Put the items from the line containing "breaks-button[interactable]: 分隔符 bbox=[307, 27, 350, 87]" through the line containing "row-5[interactable]: 5 bbox=[0, 336, 27, 368]" into a Markdown table with columns Row and Line, one numbered row per line, skipping blank lines.

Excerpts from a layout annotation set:
────────────────

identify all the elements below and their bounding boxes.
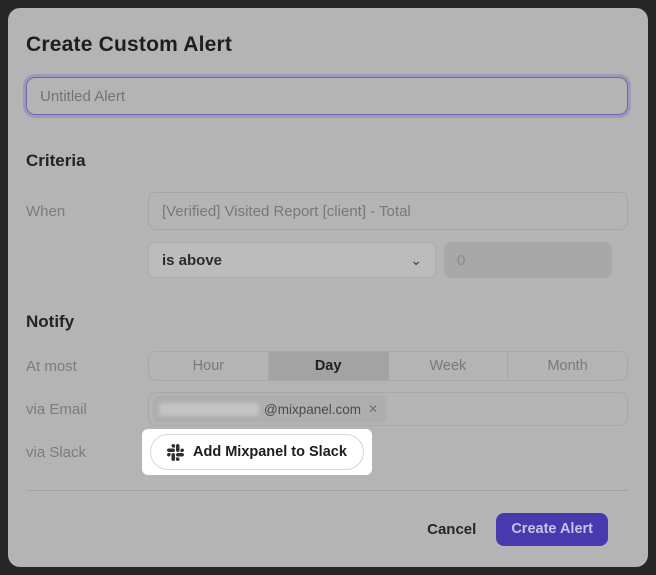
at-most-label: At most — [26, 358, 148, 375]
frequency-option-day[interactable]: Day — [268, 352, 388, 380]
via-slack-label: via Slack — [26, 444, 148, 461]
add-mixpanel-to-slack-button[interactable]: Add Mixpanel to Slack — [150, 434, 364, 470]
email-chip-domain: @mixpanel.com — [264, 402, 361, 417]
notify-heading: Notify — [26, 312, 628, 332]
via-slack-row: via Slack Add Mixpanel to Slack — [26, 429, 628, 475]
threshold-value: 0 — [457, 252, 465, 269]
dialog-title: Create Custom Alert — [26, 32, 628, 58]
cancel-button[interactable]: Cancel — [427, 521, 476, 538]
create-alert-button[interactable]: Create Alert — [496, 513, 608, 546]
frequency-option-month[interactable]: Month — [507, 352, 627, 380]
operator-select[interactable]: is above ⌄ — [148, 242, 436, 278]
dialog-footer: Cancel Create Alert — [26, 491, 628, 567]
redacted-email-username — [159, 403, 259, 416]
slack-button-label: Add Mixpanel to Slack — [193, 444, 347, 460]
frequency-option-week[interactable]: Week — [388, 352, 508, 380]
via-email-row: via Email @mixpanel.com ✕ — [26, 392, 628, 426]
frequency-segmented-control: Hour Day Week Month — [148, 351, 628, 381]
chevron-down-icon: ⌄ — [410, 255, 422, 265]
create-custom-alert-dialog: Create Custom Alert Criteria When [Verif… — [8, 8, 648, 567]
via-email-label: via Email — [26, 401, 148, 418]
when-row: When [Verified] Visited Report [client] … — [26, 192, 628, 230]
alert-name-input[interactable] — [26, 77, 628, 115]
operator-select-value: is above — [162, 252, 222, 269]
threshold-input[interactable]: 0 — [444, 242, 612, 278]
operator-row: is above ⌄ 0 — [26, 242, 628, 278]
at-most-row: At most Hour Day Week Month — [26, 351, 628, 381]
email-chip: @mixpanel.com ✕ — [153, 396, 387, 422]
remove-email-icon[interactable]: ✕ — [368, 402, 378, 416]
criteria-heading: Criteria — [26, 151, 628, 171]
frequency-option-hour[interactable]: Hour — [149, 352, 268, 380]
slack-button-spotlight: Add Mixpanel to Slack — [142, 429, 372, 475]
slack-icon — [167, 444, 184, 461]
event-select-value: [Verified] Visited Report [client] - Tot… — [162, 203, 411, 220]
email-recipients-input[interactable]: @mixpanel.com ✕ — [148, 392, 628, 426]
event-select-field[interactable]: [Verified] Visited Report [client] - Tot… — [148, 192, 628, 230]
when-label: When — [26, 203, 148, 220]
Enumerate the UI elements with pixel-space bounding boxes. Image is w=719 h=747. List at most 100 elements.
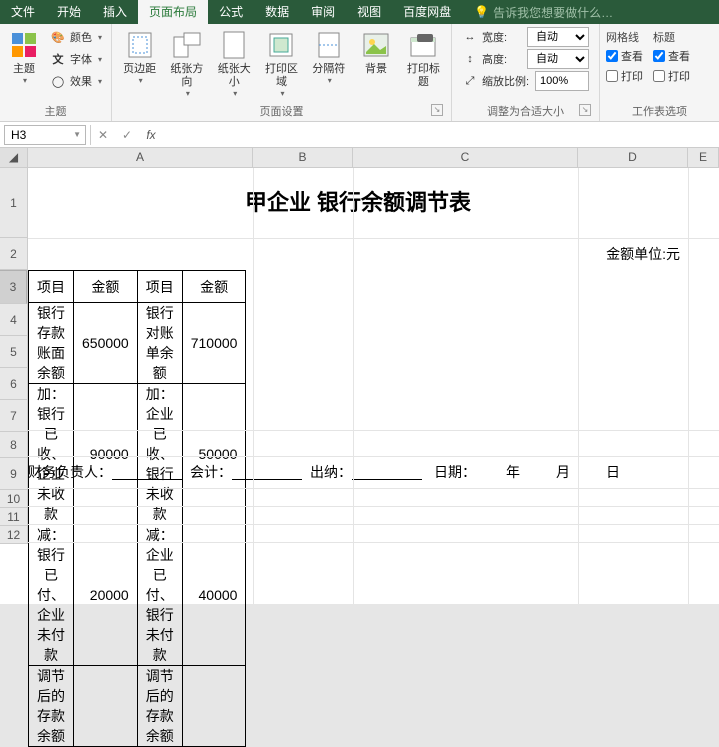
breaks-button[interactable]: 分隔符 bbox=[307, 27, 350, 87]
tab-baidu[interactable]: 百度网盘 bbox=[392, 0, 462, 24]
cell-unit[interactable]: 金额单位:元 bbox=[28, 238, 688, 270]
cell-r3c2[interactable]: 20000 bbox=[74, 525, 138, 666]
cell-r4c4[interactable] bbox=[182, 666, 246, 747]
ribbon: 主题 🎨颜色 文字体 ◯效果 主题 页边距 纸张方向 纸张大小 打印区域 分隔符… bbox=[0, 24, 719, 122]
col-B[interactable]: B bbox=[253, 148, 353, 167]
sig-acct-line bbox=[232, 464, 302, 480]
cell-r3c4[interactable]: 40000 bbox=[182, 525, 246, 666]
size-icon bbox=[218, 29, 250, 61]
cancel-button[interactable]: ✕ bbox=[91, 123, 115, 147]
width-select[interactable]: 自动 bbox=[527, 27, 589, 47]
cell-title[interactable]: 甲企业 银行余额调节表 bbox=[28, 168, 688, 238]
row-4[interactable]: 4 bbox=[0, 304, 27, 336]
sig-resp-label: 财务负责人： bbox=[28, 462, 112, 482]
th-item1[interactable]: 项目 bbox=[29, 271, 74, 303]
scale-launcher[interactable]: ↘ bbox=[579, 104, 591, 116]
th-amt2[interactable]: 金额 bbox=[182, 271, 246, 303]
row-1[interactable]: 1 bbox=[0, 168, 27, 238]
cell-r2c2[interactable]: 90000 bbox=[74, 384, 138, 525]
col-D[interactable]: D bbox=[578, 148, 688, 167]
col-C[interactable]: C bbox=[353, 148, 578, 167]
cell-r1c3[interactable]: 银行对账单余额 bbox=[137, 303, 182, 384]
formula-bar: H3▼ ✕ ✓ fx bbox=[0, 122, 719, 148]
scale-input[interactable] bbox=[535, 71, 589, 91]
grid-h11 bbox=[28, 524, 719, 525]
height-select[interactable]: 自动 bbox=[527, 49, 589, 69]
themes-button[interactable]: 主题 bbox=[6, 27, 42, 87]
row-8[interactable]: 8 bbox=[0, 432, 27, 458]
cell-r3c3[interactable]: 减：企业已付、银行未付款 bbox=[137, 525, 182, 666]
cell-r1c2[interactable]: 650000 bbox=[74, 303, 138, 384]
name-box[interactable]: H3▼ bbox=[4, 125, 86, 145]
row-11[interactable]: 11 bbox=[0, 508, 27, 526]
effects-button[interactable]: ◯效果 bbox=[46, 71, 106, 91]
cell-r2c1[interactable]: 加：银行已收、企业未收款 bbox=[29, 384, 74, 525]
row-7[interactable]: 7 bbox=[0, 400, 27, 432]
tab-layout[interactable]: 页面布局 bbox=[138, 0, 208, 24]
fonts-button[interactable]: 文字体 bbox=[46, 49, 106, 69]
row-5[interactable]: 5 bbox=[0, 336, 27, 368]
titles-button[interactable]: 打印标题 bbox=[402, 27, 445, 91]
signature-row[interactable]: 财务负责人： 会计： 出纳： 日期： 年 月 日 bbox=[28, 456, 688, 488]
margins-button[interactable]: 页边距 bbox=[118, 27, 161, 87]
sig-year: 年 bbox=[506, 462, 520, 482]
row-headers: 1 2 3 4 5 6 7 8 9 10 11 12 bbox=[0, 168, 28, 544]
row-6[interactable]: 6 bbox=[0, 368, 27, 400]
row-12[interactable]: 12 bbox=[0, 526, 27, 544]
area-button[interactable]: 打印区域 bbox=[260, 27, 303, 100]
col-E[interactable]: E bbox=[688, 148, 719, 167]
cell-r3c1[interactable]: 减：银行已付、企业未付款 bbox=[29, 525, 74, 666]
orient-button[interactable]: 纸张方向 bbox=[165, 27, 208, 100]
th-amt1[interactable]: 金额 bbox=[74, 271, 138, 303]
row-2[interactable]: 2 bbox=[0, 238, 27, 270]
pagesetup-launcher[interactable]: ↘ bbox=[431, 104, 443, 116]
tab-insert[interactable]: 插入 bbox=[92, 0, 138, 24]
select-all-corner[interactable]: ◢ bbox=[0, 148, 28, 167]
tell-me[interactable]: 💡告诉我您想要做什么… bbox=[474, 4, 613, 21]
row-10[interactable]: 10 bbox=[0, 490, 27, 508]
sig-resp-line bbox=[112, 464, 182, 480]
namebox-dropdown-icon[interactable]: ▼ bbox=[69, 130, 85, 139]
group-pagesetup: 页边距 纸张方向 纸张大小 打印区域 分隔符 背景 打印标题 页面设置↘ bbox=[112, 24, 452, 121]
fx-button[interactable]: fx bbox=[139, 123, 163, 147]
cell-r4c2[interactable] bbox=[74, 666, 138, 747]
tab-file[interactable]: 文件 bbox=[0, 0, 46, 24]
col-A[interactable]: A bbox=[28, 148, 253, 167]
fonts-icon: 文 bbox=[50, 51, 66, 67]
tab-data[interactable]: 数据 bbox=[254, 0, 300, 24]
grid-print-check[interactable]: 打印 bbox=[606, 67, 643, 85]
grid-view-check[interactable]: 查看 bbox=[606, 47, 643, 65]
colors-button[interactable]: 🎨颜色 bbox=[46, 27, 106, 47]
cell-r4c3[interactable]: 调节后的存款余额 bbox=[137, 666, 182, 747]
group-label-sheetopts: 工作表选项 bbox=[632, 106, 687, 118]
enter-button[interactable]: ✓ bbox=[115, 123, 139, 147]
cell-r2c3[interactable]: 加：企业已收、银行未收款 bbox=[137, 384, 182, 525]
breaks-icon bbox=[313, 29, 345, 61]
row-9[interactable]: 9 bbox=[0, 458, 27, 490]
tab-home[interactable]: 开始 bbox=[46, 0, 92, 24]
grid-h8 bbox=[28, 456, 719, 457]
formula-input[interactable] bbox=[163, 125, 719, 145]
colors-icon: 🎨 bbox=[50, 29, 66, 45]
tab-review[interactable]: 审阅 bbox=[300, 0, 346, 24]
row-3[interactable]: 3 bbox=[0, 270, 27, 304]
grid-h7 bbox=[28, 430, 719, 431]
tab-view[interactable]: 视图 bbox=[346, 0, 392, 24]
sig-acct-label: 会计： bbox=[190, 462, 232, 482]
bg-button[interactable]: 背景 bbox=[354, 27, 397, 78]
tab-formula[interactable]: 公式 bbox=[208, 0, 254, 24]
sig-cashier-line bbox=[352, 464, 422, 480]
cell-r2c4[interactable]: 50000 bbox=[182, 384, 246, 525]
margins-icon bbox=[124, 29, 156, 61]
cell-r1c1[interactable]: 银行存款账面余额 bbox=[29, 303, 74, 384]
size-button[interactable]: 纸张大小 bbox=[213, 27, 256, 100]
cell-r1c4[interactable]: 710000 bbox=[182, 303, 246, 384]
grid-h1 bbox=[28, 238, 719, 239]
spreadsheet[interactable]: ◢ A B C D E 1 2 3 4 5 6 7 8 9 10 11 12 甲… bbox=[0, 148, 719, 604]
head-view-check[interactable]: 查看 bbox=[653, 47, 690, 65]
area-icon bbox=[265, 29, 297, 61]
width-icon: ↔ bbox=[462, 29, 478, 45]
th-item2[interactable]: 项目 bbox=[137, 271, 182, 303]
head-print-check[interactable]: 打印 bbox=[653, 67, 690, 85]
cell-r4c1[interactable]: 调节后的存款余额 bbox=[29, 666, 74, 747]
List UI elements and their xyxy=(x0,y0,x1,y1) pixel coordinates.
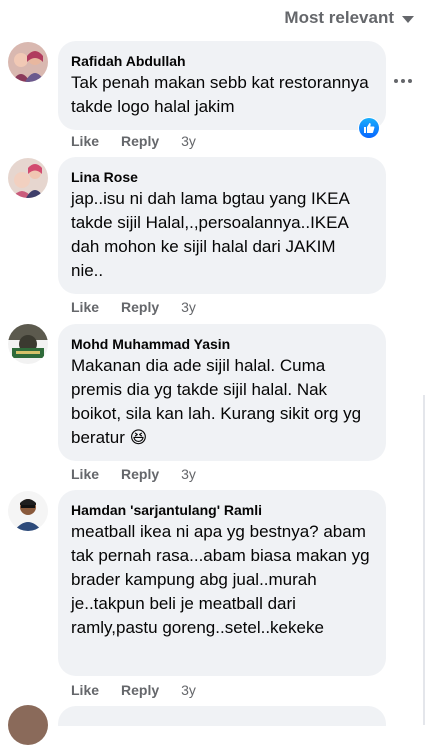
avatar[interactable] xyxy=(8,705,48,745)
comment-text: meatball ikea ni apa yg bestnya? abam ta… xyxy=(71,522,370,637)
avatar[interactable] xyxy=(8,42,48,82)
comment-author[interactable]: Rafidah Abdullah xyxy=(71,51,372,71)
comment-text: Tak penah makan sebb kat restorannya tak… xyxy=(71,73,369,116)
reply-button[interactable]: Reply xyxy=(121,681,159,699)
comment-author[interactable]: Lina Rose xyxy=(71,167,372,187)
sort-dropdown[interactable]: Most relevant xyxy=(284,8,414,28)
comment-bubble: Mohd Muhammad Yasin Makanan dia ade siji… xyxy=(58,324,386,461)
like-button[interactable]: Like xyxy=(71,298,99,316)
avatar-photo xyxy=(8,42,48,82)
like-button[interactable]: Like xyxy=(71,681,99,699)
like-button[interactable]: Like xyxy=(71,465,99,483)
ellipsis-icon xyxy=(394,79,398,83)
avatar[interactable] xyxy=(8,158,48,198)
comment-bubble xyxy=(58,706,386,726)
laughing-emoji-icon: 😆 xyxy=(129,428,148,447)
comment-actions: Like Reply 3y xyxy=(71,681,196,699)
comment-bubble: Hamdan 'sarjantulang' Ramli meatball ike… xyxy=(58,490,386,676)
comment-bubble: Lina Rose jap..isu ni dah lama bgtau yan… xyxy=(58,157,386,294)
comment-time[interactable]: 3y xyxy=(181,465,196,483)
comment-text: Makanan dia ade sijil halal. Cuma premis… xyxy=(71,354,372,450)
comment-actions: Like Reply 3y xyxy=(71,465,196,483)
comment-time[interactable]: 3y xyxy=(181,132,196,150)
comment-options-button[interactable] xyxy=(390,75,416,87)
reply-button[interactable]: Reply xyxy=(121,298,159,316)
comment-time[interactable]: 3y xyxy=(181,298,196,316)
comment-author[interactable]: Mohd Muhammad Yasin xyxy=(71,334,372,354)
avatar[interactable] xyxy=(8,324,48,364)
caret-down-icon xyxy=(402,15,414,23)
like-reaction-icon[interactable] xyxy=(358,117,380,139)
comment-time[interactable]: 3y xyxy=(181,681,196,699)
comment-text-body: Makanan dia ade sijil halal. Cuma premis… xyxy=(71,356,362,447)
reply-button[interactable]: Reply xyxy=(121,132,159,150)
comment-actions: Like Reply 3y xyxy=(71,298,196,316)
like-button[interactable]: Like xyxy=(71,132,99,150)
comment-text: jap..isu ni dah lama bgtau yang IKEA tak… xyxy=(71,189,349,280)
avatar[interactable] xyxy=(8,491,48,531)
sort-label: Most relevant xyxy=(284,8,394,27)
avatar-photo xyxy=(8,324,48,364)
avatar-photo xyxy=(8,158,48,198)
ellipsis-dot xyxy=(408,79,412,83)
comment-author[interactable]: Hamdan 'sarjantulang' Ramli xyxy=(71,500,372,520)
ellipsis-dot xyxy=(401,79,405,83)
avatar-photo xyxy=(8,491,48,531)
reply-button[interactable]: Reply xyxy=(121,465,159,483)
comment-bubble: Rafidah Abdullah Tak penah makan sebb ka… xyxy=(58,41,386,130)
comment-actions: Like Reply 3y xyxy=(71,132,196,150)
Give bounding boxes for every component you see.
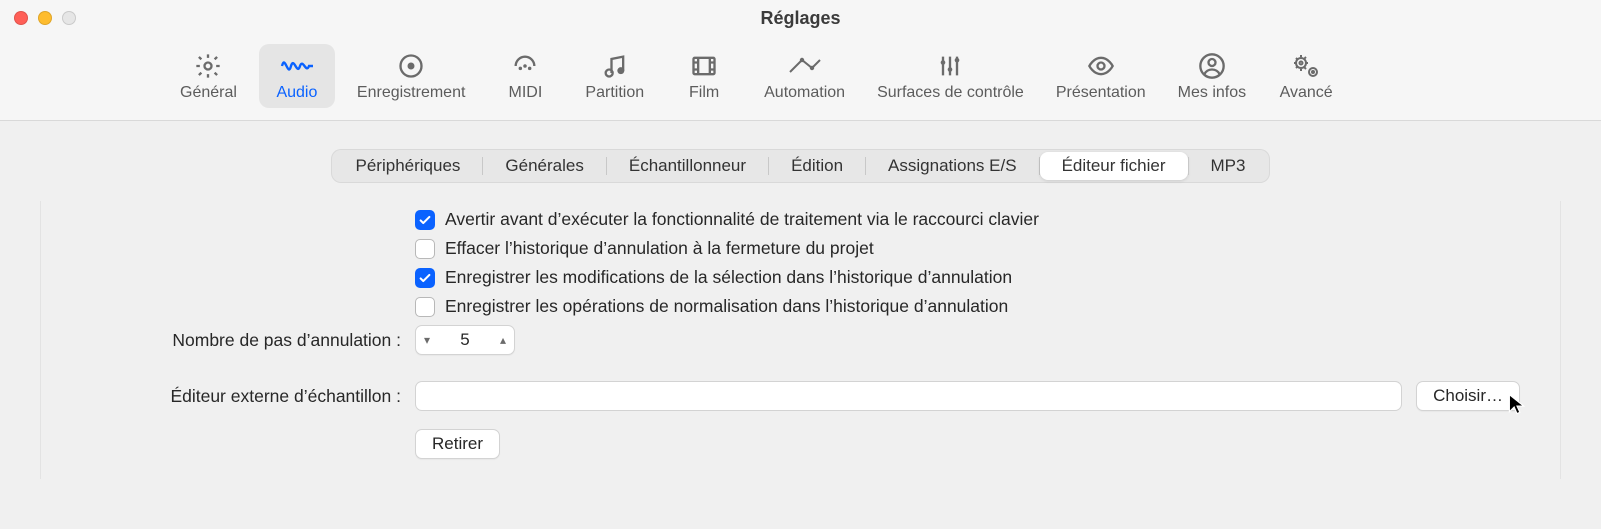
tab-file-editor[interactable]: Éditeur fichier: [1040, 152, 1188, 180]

────────────────

*CORRECT OUTPUT*:
| Row | Line |
|---|---|
| 1 | breaks-button[interactable]: 分隔符 bbox=[307, 27, 350, 87] |
| 2 | tab-baidu[interactable]: 百度网盘 bbox=[392, 0, 462, 24] |
| 3 | cell-unit[interactable]: 金额单位:元 bbox=[28, 238, 688, 270] |
| 4 | cell-r3c2[interactable]: 20000 bbox=[74, 525, 138, 666] |
| 5 | cell-r4c4[interactable] bbox=[182, 666, 246, 747] |
| 6 | ribbon: 主题 🎨颜色 文字体 ◯效果 主题 页边距 纸张方向 纸张大小 打印区域 分隔符… bbox=[0, 24, 719, 122] |
| 7 | col-B[interactable]: B bbox=[253, 148, 353, 167] |
| 8 | sig-acct-line bbox=[232, 464, 302, 480] |
| 9 | cell-r3c4[interactable]: 40000 bbox=[182, 525, 246, 666] |
| 10 | size-icon bbox=[218, 29, 250, 61] |
| 11 | cancel-button[interactable]: ✕ bbox=[91, 123, 115, 147] |
| 12 | width-select[interactable]: 自动 bbox=[527, 27, 589, 47] |
| 13 | cell-title[interactable]: 甲企业 银行余额调节表 bbox=[28, 168, 688, 238] |
| 14 | row-4[interactable]: 4 bbox=[0, 304, 27, 336] |
| 15 | sig-resp-label: 财务负责人： bbox=[28, 462, 112, 482] |
| 16 | th-item1[interactable]: 项目 bbox=[29, 271, 74, 303] |
| 17 | scale-launcher[interactable]: ↘ bbox=[579, 104, 591, 116] |
| 18 | th-amt2[interactable]: 金额 bbox=[182, 271, 246, 303] |
| 19 | row-1[interactable]: 1 bbox=[0, 168, 27, 238] |
| 20 | cell-r2c2[interactable]: 90000 bbox=[74, 384, 138, 525] |
| 21 | col-D[interactable]: D bbox=[578, 148, 688, 167] |
| 22 | col-C[interactable]: C bbox=[353, 148, 578, 167] |
| 23 | cell-r1c3[interactable]: 银行对账单余额 bbox=[137, 303, 182, 384] |
| 24 | formula-bar: H3▼ ✕ ✓ fx bbox=[0, 122, 719, 148] |
| 25 | scale-input[interactable] bbox=[535, 71, 589, 91] |
| 26 | grid-h11 bbox=[28, 524, 719, 525] |
| 27 | height-select[interactable]: 自动 bbox=[527, 49, 589, 69] |
| 28 | themes-button[interactable]: 主题 bbox=[6, 27, 42, 87] |
| 29 | row-8[interactable]: 8 bbox=[0, 432, 27, 458] |
| 30 | cell-r3c3[interactable]: 减：企业已付、银行未付款 bbox=[137, 525, 182, 666] |
| 31 | cell-r1c2[interactable]: 650000 bbox=[74, 303, 138, 384] |
| 32 | name-box[interactable]: H3▼ bbox=[4, 125, 86, 145] |
| 33 | row-11[interactable]: 11 bbox=[0, 508, 27, 526] |
| 34 | effects-button[interactable]: ◯效果 bbox=[46, 71, 106, 91] |
| 35 | cell-r2c1[interactable]: 加：银行已收、企业未收款 bbox=[29, 384, 74, 525] |
| 36 | row-7[interactable]: 7 bbox=[0, 400, 27, 432] |
| 37 | tab-layout[interactable]: 页面布局 bbox=[138, 0, 208, 24] |
| 38 | fonts-button[interactable]: 文字体 bbox=[46, 49, 106, 69] |
| 39 | row-5[interactable]: 5 bbox=[0, 336, 27, 368] |